> _WHAT YOU NEED TO DO_:
Gather the lines below that include the string "zleceniodawca", copying each in full.

Records excerpted from a collection
····················

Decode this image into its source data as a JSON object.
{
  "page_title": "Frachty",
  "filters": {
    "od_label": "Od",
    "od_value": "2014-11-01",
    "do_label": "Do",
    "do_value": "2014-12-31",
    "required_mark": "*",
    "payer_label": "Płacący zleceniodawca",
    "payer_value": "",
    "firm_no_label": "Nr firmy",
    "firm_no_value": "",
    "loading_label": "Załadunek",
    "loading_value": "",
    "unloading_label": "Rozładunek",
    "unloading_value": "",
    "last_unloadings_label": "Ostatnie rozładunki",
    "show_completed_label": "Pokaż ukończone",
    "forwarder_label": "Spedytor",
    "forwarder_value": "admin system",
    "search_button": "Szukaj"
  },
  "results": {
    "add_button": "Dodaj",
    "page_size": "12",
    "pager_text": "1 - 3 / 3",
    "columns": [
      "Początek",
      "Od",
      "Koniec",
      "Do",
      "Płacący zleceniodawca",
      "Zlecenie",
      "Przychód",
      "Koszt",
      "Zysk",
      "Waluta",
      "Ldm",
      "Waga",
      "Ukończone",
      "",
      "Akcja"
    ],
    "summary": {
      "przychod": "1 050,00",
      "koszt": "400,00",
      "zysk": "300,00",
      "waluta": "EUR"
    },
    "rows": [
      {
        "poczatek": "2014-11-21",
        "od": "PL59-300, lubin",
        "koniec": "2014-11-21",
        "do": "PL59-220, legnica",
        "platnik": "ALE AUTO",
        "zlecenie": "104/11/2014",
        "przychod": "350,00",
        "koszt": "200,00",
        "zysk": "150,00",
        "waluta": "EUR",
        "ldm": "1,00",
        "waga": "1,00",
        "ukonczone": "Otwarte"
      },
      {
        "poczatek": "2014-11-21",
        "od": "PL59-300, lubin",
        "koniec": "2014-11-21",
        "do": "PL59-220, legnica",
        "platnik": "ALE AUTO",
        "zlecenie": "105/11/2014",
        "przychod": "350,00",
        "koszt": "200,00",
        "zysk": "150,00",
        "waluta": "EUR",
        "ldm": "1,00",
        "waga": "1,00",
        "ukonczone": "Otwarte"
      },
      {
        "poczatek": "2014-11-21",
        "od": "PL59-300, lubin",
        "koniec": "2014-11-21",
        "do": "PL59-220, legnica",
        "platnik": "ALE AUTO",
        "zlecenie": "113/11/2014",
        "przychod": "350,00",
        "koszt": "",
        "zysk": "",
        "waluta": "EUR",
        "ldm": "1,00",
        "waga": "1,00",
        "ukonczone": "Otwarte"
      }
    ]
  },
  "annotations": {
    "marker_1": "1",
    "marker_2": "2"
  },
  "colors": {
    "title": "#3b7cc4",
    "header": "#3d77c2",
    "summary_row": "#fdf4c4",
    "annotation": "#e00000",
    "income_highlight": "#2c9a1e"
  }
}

····················

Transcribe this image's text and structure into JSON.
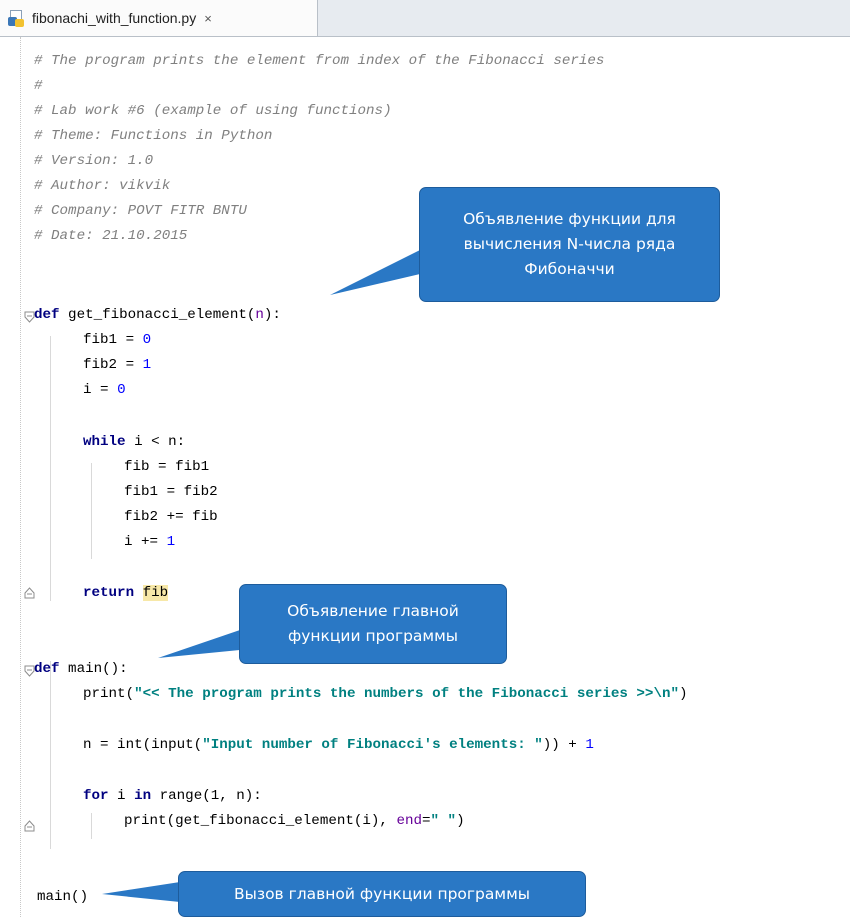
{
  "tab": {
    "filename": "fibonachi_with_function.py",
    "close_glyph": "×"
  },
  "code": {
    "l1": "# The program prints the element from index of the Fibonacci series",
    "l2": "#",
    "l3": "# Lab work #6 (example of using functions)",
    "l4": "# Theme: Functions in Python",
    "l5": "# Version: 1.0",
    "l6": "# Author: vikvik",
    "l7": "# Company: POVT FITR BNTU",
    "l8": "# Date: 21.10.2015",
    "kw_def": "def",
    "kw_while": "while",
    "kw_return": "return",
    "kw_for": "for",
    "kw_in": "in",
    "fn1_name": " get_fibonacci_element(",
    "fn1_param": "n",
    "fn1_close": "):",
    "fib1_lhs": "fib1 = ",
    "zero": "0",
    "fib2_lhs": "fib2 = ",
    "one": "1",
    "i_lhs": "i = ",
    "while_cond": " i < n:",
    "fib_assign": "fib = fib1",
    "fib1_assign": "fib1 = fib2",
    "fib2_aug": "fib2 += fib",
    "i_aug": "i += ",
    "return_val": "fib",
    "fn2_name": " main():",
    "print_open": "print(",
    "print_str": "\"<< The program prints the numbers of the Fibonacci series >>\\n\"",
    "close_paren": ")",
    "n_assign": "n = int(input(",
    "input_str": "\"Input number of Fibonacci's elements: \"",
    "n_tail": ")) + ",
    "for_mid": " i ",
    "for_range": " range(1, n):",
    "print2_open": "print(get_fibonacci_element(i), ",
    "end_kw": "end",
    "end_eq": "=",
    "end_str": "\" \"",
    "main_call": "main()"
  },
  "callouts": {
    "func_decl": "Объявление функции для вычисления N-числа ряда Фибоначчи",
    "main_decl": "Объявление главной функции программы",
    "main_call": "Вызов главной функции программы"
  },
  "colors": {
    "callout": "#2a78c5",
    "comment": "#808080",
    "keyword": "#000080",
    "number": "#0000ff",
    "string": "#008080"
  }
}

····················

> _THE SOLUTION_:
    "payer_label": "Płacący zleceniodawca",
      "Płacący zleceniodawca",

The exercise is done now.